Your task: Below are some records; repeat them all exactly, minus the pictures.

Exercise inputs:

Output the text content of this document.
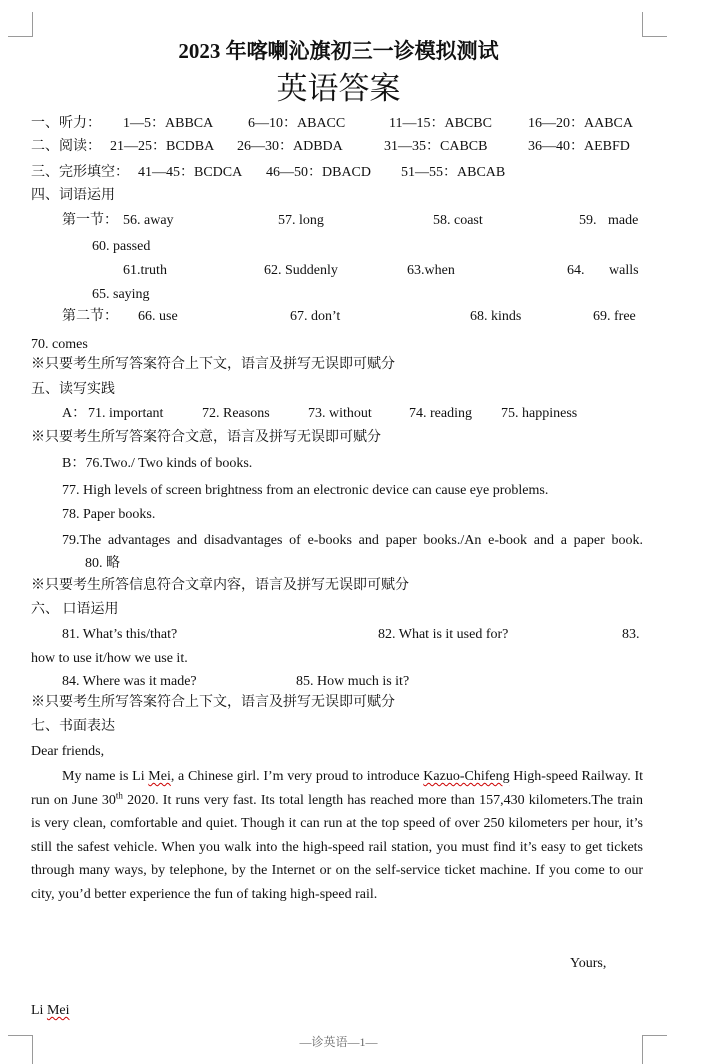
2023 年喀喇沁旗初三一诊模拟测试
英语答案
一、听力： 1—5：ABBCA 6—10：ABACC	11—15：ABCBC	16—20：AABCA
二、阅读： 21—25：BCDBA 26—30：ADBDA	31—35：CABCB	36—40：AEBFD
三、完形填空： 41—45：BCDCA 46—50：DBACD 51—55：ABCAB
四、词语运用
第一节： 56. away	57. long	58. coast	59. made
60. passed
61.truth	62. Suddenly	63.when	64. walls
65. saying
第二节： 66. use	67. don’t	68. kinds	69. free
70. comes
※只要考生所写答案符合上下文，语言及拼写无误即可赋分
五、读写实践
A： 71. important	72. Reasons	73. without	74. reading 75. happiness
※只要考生所写答案符合文意，语言及拼写无误即可赋分
B：76.Two./ Two kinds of books.
77. High levels of screen brightness from an electronic device can cause eye problems.
78. Paper books.
79.The advantages and disadvantages of e-books and paper books./An e-book and a paper book.80. 略
※只要考生所答信息符合文章内容，语言及拼写无误即可赋分
六、 口语运用
81. What’s this/that?	82. What is it used for?	83.
how to use it/how we use it.
84. Where was it made?	85. How much is it?
※只要考生所写答案符合上下文，语言及拼写无误即可赋分
七、书面表达
Dear friends,
My name is Li Mei, a Chinese girl. I’m very proud to introduce Kazuo-Chifeng High-speed Railway. It run on June 30th 2020. It runs very fast. Its total length has reached more than 157,430 kilometers.The train is very clean, comfortable and quiet. Though it can run at the top speed of over 250 kilometers per hour, it’s still the safest vehicle. When you walk into the high-speed rail station, you must find it’s easy to get tickets through many ways, by telephone, by the Internet or on the self-service ticket machine. If you come to our city, you’d better experience the fun of taking high-speed rail.
Yours,
Li Mei
—诊英语—1—
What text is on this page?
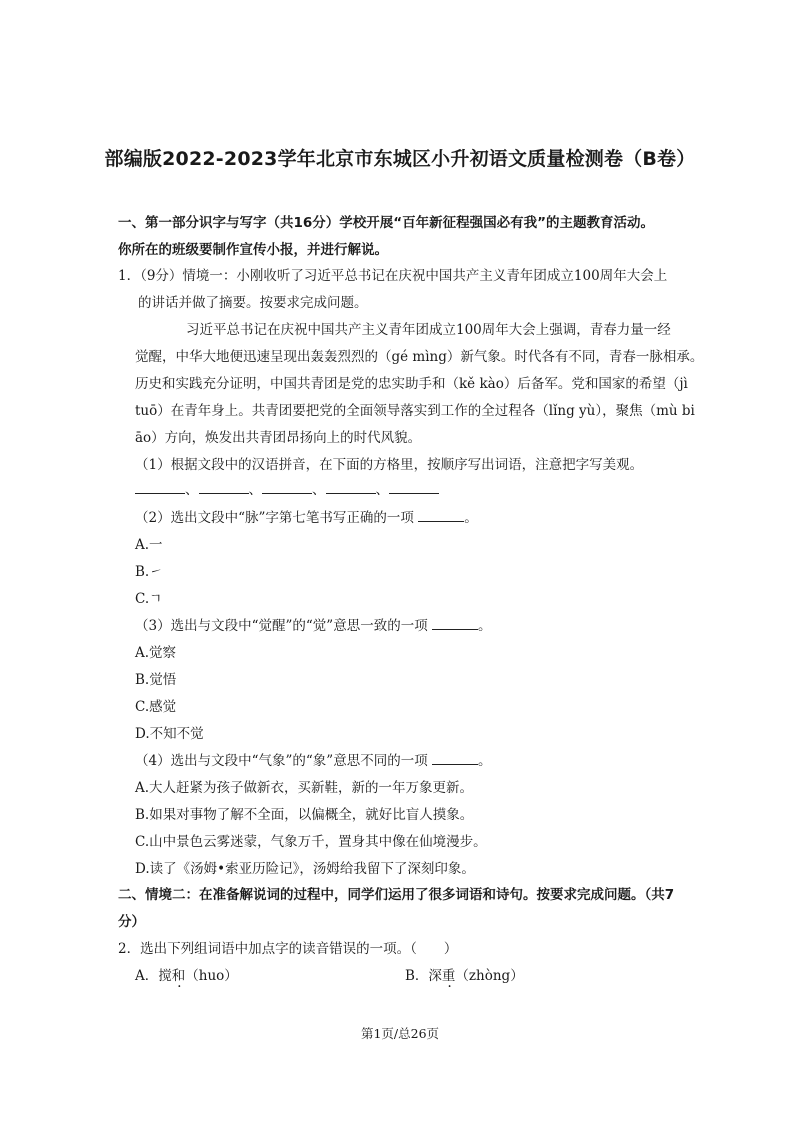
部编版2022-2023学年北京市东城区小升初语文质量检测卷（B卷）
一、第一部分识字与写字（共16分）学校开展“百年新征程强国必有我”的主题教育活动。
你所在的班级要制作宣传小报，并进行解说。
1．（9分）情境一：小刚收听了习近平总书记在庆祝中国共产主义青年团成立100周年大会上
的讲话并做了摘要。按要求完成问题。
习近平总书记在庆祝中国共产主义青年团成立100周年大会上强调，青春力量一经
觉醒，中华大地便迅速呈现出轰轰烈烈的（gé mìng）新气象。时代各有不同，青春一脉相承。
历史和实践充分证明，中国共青团是党的忠实助手和（kě kào）后备军。党和国家的希望（jì
tuō）在青年身上。共青团要把党的全面领导落实到工作的全过程各（lǐng yù），聚焦（mù bi
āo）方向，焕发出共青团昂扬向上的时代风貌。
（1）根据文段中的汉语拼音，在下面的方格里，按顺序写出词语，注意把字写美观。
、	、	、	、
（2）选出文段中“脉”字第七笔书写正确的一项	。
A.一
B.㇀
C.ㄱ
（3）选出与文段中“觉醒”的“觉”意思一致的一项	。
A.觉察
B.觉悟
C.感觉
D.不知不觉
（4）选出与文段中“气象”的“象”意思不同的一项	。
A.大人赶紧为孩子做新衣，买新鞋，新的一年万象更新。
B.如果对事物了解不全面，以偏概全，就好比盲人摸象。
C.山中景色云雾迷蒙，气象万千，置身其中像在仙境漫步。
D.读了《汤姆•索亚历险记》，汤姆给我留下了深刻印象。
二、情境二：在准备解说词的过程中，同学们运用了很多词语和诗句。按要求完成问题。（共7
分）
2．选出下列组词语中加点字的读音错误的一项。（　　）
A．搅和（huo）	B．深重（zhòng）
第1页/总26页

The reply:
Output the text content of this document.
2023 年喀喇沁旗初三一诊模拟测试
英语答案
一、听力： 1—5：ABBCA 6—10：ABACC	11—15：ABCBC	16—20：AABCA
二、阅读： 21—25：BCDBA 26—30：ADBDA	31—35：CABCB	36—40：AEBFD
三、完形填空： 41—45：BCDCA 46—50：DBACD 51—55：ABCAB
四、词语运用
第一节： 56. away	57. long	58. coast	59. made
60. passed
61.truth	62. Suddenly	63.when	64. walls
65. saying
第二节： 66. use	67. don’t	68. kinds	69. free
70. comes
※只要考生所写答案符合上下文，语言及拼写无误即可赋分
五、读写实践
A： 71. important	72. Reasons	73. without	74. reading 75. happiness
※只要考生所写答案符合文意，语言及拼写无误即可赋分
B：76.Two./ Two kinds of books.
77. High levels of screen brightness from an electronic device can cause eye problems.
78. Paper books.
79.The advantages and disadvantages of e-books and paper books./An e-book and a paper book.80. 略
※只要考生所答信息符合文章内容，语言及拼写无误即可赋分
六、 口语运用
81. What’s this/that?	82. What is it used for?	83.
how to use it/how we use it.
84. Where was it made?	85. How much is it?
※只要考生所写答案符合上下文，语言及拼写无误即可赋分
七、书面表达
Dear friends,
My name is Li Mei, a Chinese girl. I’m very proud to introduce Kazuo-Chifeng High-speed Railway. It run on June 30th 2020. It runs very fast. Its total length has reached more than 157,430 kilometers.The train is very clean, comfortable and quiet. Though it can run at the top speed of over 250 kilometers per hour, it’s still the safest vehicle. When you walk into the high-speed rail station, you must find it’s easy to get tickets through many ways, by telephone, by the Internet or on the self-service ticket machine. If you come to our city, you’d better experience the fun of taking high-speed rail.
Yours,
Li Mei
—诊英语—1—
What text is on this page?
部编版2022-2023学年北京市东城区小升初语文质量检测卷（B卷）
一、第一部分识字与写字（共16分）学校开展“百年新征程强国必有我”的主题教育活动。
你所在的班级要制作宣传小报，并进行解说。
1．（9分）情境一：小刚收听了习近平总书记在庆祝中国共产主义青年团成立100周年大会上
的讲话并做了摘要。按要求完成问题。
习近平总书记在庆祝中国共产主义青年团成立100周年大会上强调，青春力量一经
觉醒，中华大地便迅速呈现出轰轰烈烈的（gé mìng）新气象。时代各有不同，青春一脉相承。
历史和实践充分证明，中国共青团是党的忠实助手和（kě kào）后备军。党和国家的希望（jì
tuō）在青年身上。共青团要把党的全面领导落实到工作的全过程各（lǐng yù），聚焦（mù bi
āo）方向，焕发出共青团昂扬向上的时代风貌。
（1）根据文段中的汉语拼音，在下面的方格里，按顺序写出词语，注意把字写美观。
、	、	、	、
（2）选出文段中“脉”字第七笔书写正确的一项	。
A.一
B.㇀
C.ㄱ
（3）选出与文段中“觉醒”的“觉”意思一致的一项	。
A.觉察
B.觉悟
C.感觉
D.不知不觉
（4）选出与文段中“气象”的“象”意思不同的一项	。
A.大人赶紧为孩子做新衣，买新鞋，新的一年万象更新。
B.如果对事物了解不全面，以偏概全，就好比盲人摸象。
C.山中景色云雾迷蒙，气象万千，置身其中像在仙境漫步。
D.读了《汤姆•索亚历险记》，汤姆给我留下了深刻印象。
二、情境二：在准备解说词的过程中，同学们运用了很多词语和诗句。按要求完成问题。（共7
分）
2．选出下列组词语中加点字的读音错误的一项。（　　）
A．搅和（huo）	B．深重（zhòng）
第1页/总26页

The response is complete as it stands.